(Brief 1) In the BlueBay post, by how much did performance fees fall in the second half of the year?
(Brief 2) Reproduce the part of the BlueBay post starting with "There’s something a" and going on through "lots of alpha.".
(Brief 3) List every figure in the BlueBay post that is written with a % sign.

UK fixed-income hedge fund manager Blue Bay is in some trouble:
Blue Bay said performance fees had fallen by 75 per cent in the second half of the year, to £4m in five months, compared to £18.2m in the second half of 2007. It has also been forced to freeze redemptions on one of its three hedge funds, to prevent investors withdrawing capital, although said in return it would cut management fees.
Mark Cobley has the details:
Investors have kept faith with the company thus far, pouring a net $3.5bn into the company’s funds during the five months to the end of May – more than expected. BlueBay previously forecast it would take in $2.5bn for the six months to the end of June…
BlueBay is also set to overhaul its $2.7bn Value Recovery Fund, which can invest in the debt of companies that are in trouble, as well as asset-backed securities and more conventional debt market instruments.
The company wants to suspend redemptions on the fund until July 2009 and “severely restrict” them thereafter, in return for a cut in the basic management fee from 2% to 1% of a client’s investment, and in the performance fee from 20% to 15%.
There’s something a little bit weird going on here. On the one hand, BlueBay had $3.5 billion of inflows in the first five months of the year, but on the other hand it’s having to slash fees on its flagship distressed-debt fund not to withdraw their money.
One can only assume that the inflows are going mainly to BlueBay’s emerging-market funds, which have presumably been performing reasonably well, and that there’s still very little investor interest in distressed debt, despite the fact that it seems to be the hot asset class right now for fixed-income investors wanting excess returns and lots of alpha.
Even so, it makes little sense for distressed debt investors to want to get out at the bottom of the market. Maybe they’ve just all decided that there are better distressed-debt investors out there than BlueBay. Or maybe they’re simply human, and much prefer to be invested in funds which are going up rather than in funds which are going down.
In any case, if you’re in the market for a distressed-debt fund, BlueBay’s VRF is now on sale, at just 1-and-15 instead of 2-and-20. Fill yer boots! It might go down further, but if it does at least the managers of the fund will be paid slightly less for the privilege of losing your money.

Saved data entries
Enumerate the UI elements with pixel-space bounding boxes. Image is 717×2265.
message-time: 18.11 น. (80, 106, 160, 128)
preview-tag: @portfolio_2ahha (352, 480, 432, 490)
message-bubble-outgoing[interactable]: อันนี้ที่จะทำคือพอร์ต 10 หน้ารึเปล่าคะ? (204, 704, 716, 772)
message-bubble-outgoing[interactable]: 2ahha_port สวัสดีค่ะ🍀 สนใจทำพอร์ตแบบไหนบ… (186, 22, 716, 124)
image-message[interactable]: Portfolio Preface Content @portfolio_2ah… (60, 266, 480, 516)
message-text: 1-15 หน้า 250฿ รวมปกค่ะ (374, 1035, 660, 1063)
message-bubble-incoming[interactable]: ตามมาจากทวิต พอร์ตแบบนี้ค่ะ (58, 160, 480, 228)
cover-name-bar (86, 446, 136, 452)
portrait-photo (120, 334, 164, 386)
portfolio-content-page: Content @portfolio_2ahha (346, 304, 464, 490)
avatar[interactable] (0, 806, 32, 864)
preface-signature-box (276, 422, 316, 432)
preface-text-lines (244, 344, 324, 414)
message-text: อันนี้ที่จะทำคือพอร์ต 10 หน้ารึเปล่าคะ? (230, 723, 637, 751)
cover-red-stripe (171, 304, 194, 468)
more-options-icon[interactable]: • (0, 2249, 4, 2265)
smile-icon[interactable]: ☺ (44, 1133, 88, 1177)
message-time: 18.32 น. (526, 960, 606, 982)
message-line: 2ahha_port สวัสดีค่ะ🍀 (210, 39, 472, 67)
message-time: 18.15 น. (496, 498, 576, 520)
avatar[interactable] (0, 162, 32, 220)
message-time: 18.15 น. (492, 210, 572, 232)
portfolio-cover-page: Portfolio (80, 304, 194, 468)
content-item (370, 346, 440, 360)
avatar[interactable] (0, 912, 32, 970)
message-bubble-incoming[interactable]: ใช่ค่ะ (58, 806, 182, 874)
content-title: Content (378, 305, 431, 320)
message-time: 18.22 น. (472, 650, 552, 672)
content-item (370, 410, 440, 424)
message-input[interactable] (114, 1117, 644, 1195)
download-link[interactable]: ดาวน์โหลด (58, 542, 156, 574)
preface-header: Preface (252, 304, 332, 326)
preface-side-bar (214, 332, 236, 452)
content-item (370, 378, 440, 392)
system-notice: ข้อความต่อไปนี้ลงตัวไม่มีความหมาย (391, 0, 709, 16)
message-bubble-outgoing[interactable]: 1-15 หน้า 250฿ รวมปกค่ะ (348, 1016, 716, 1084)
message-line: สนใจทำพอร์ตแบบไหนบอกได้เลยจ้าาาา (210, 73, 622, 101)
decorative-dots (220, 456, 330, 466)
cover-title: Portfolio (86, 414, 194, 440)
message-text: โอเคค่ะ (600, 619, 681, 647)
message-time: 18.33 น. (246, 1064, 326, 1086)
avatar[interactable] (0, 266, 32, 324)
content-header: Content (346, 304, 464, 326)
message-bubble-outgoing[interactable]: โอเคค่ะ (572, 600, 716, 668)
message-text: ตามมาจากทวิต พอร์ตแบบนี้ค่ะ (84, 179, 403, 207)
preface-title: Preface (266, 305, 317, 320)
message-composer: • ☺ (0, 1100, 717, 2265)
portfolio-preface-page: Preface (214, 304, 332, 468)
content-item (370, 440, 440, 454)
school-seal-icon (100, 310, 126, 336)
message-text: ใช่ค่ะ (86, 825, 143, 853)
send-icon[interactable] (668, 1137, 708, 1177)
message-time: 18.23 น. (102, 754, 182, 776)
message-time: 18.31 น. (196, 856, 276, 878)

(Answer box 1) They fell by 75 per cent, to £4m in five months.

(Answer box 2)
There’s something a little bit weird going on here. On the one hand, BlueBay had $3.5 billion of inflows in the first five months of the year, but on the other hand it’s having to slash fees on its flagship distressed-debt fund not to withdraw their money.
One can only assume that the inflows are going mainly to BlueBay’s emerging-market funds, which have presumably been performing reasonably well, and that there’s still very little investor interest in distressed debt, despite the fact that it seems to be the hot asset class right now for fixed-income investors wanting excess returns and lots of alpha.

(Answer box 3) 2%, 1%, 20%, 15%